> **DOCUMENT EXTRACT**:

It's taken me a long time to decide whether or not to write this post. It's not really about teaching and it's certainly not about second grade. But mostly, I've hesitated because the topic itself is rather serious.
You might remember my big pregnancy announcement over the summer, and that my blogging consistency waned quite a bit as I balanced the end of the year and fatigue.
School started this year as usual, but to my surprise I developed a severe pregnancy complication that meant my 27 week gestation baby needed to be born immediately.
So after just one week of teaching and nearly 13 weeks before my due date, I met my sweet baby boy on September 1st. He was incredibly tiny - he weighed just 1 pound 14 oz and measured just shy of 14 inches. We called upon everyone we knew for as many prayers as they could send and braced ourselves for what was sure to be an emotional journey.
Anyone who has ever known someone who had a premature baby (or was blessed to have one in their family) knows that in the NICU, the nurses and doctors tell parents it's a roller coaster, complete with many ups and downs. For my family, it was no different.
Since he was born, we have struggled with many typical medical issues that brought on emotional trauma and stress. We drive 40 minutes each way, each day to the hospital and spend numerous house by his bedside. But the love we feel for our son is incredible and makes every one of these 77 days (and counting) worth it.
Today he his doing great and is totally adorable! He weighs 5lbs 10oz and feels strong and solid. He's eating bottles and spending more time alert and awake. Holding him is the most incredible feeling in the world.
We hope to bring our baby home soon - perhaps by the end of the month - but there really isn't any way to know for sure when he'll be ready. For now we are taking it just one day at a time.
It is very difficult for me to look at the early pictures, but I wanted to share them nonetheless. Having a preemie is really special and I'm sure there are other teachers and moms out there who have walked in these shoes, so I'm putting it all out there. It's not easy, but it's real. Welcome to my little miracle, little g.

> **TASK STATEMENT**: Return verbatim the passage of the blog post about the premature baby, starting at "School started this" and ending at "an emotional journey.".

> **PROVIDED RECORDS**:
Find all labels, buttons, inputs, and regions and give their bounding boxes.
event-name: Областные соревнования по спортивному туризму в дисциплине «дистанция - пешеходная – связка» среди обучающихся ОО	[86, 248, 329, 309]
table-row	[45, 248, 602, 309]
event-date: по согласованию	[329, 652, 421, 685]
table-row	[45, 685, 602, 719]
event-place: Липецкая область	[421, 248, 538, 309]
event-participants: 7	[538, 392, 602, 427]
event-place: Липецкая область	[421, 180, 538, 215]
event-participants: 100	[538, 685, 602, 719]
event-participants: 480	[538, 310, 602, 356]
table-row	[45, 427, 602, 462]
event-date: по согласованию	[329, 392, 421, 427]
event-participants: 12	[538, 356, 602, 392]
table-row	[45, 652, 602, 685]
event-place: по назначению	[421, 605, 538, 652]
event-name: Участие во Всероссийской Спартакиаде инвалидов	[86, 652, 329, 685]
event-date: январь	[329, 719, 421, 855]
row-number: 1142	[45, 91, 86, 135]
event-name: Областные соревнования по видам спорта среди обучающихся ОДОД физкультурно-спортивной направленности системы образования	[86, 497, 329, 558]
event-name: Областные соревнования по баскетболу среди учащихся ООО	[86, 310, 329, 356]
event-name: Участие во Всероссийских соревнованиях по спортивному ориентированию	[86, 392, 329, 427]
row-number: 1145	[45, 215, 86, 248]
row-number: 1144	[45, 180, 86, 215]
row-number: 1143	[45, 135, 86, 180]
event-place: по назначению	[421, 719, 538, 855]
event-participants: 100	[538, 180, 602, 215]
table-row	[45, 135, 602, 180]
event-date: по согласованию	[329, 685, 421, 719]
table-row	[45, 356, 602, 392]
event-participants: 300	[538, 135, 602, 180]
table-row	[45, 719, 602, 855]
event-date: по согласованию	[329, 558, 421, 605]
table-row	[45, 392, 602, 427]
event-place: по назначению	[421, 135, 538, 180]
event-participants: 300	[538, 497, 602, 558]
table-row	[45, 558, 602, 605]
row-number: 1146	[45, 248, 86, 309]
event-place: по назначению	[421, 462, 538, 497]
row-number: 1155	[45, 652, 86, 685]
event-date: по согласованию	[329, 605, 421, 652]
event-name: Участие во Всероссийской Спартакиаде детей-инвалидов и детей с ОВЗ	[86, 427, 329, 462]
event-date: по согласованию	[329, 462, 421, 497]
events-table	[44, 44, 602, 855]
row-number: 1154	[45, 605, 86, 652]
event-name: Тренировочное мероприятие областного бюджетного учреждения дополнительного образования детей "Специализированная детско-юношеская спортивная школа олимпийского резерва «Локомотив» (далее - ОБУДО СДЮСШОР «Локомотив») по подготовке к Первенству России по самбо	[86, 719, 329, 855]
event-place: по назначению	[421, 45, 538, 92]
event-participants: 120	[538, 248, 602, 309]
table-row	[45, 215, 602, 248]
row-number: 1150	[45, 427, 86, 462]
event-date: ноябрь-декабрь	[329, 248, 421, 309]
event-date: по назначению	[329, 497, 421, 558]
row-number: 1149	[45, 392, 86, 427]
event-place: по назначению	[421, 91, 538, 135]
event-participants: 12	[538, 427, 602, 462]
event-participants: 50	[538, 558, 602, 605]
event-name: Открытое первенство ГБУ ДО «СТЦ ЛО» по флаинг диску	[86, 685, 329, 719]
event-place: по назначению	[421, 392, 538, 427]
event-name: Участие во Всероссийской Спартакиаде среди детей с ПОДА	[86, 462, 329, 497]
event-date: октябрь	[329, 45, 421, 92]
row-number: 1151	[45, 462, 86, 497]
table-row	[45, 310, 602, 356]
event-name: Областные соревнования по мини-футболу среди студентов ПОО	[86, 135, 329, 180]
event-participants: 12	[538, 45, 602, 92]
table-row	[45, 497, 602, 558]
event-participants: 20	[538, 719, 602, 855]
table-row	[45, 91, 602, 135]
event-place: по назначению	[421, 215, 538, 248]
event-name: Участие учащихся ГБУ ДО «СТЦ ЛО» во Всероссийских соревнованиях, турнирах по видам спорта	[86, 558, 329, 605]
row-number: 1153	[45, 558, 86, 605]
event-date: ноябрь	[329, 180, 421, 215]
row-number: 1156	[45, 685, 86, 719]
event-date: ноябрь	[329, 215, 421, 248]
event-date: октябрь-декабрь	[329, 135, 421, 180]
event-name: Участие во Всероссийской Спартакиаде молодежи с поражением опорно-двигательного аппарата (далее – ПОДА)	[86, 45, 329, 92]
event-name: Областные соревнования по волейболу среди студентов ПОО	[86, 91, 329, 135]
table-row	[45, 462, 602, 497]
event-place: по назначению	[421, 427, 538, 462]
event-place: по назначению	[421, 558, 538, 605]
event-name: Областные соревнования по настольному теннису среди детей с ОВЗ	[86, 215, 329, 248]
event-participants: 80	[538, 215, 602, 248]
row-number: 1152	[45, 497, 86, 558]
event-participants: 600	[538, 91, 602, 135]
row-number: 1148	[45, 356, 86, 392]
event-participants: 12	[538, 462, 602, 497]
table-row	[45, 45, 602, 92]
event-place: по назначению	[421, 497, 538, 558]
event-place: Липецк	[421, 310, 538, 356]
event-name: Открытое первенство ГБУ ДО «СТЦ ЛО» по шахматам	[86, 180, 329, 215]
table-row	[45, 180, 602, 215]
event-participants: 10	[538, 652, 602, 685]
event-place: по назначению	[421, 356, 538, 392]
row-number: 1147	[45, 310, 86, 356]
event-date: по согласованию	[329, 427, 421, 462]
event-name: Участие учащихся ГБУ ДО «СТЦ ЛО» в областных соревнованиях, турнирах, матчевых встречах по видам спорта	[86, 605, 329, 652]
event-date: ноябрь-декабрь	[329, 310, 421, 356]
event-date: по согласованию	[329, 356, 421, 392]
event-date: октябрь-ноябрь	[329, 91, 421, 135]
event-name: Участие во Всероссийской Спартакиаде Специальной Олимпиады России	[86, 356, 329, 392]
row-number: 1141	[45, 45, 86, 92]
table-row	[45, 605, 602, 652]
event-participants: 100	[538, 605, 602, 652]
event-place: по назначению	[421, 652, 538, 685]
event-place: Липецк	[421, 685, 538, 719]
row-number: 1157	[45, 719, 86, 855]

> **RESULT FOR THIS EXERCISE**:
School started this year as usual, but to my surprise I developed a severe pregnancy complication that meant my 27 week gestation baby needed to be born immediately.
So after just one week of teaching and nearly 13 weeks before my due date, I met my sweet baby boy on September 1st. He was incredibly tiny - he weighed just 1 pound 14 oz and measured just shy of 14 inches. We called upon everyone we knew for as many prayers as they could send and braced ourselves for what was sure to be an emotional journey.